Task requirements
Extract the text of every entry below exactly; leave images out.

Excerpt from a dataset
┏━━
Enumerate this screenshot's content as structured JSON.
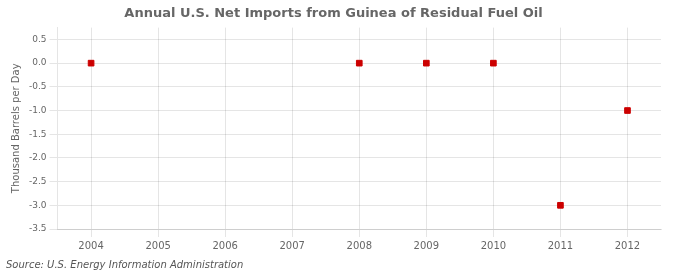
{
  "chart_data": {
    "type": "scatter",
    "title": "Annual U.S. Net Imports from Guinea of Residual Fuel Oil",
    "y_label": "Thousand Barrels per Day",
    "source": "Source: U.S. Energy Information Administration",
    "x": [
      2004,
      2008,
      2009,
      2010,
      2011,
      2012
    ],
    "values": [
      0.0,
      0.0,
      0.0,
      0.0,
      -3.0,
      -1.0
    ],
    "color": "#cc0000",
    "marker": "square",
    "xlim": [
      2003.5,
      2012.5
    ],
    "xticks": [
      2004,
      2005,
      2006,
      2007,
      2008,
      2009,
      2010,
      2011,
      2012
    ],
    "ylim": [
      -3.5,
      0.75
    ],
    "yticks": [
      0.5,
      {
        "value": 0.0,
        "label": "0.0"
      },
      -0.5,
      {
        "value": -1.0,
        "label": "-1.0"
      },
      -1.5,
      {
        "value": -2.0,
        "label": "-2.0"
      },
      -2.5,
      {
        "value": -3.0,
        "label": "-3.0"
      },
      -3.5
    ],
    "grid": true
  }
}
┗━━
Solution for this exercise
Enumerate this screenshot's content as structured JSON.
{
  "chart_data": {
    "type": "scatter",
    "title": "Annual U.S. Net Imports from Guinea of Residual Fuel Oil",
    "y_label": "Thousand Barrels per Day",
    "source": "Source: U.S. Energy Information Administration",
    "x": [
      2004,
      2008,
      2009,
      2010,
      2011,
      2012
    ],
    "values": [
      0.0,
      0.0,
      0.0,
      0.0,
      -3.0,
      -1.0
    ],
    "color": "#cc0000",
    "marker": "square",
    "xlim": [
      2003.5,
      2012.5
    ],
    "xticks": [
      2004,
      2005,
      2006,
      2007,
      2008,
      2009,
      2010,
      2011,
      2012
    ],
    "ylim": [
      -3.5,
      0.75
    ],
    "yticks": [
      0.5,
      {
        "value": 0.0,
        "label": "0.0"
      },
      -0.5,
      {
        "value": -1.0,
        "label": "-1.0"
      },
      -1.5,
      {
        "value": -2.0,
        "label": "-2.0"
      },
      -2.5,
      {
        "value": -3.0,
        "label": "-3.0"
      },
      -3.5
    ],
    "grid": true
  }
}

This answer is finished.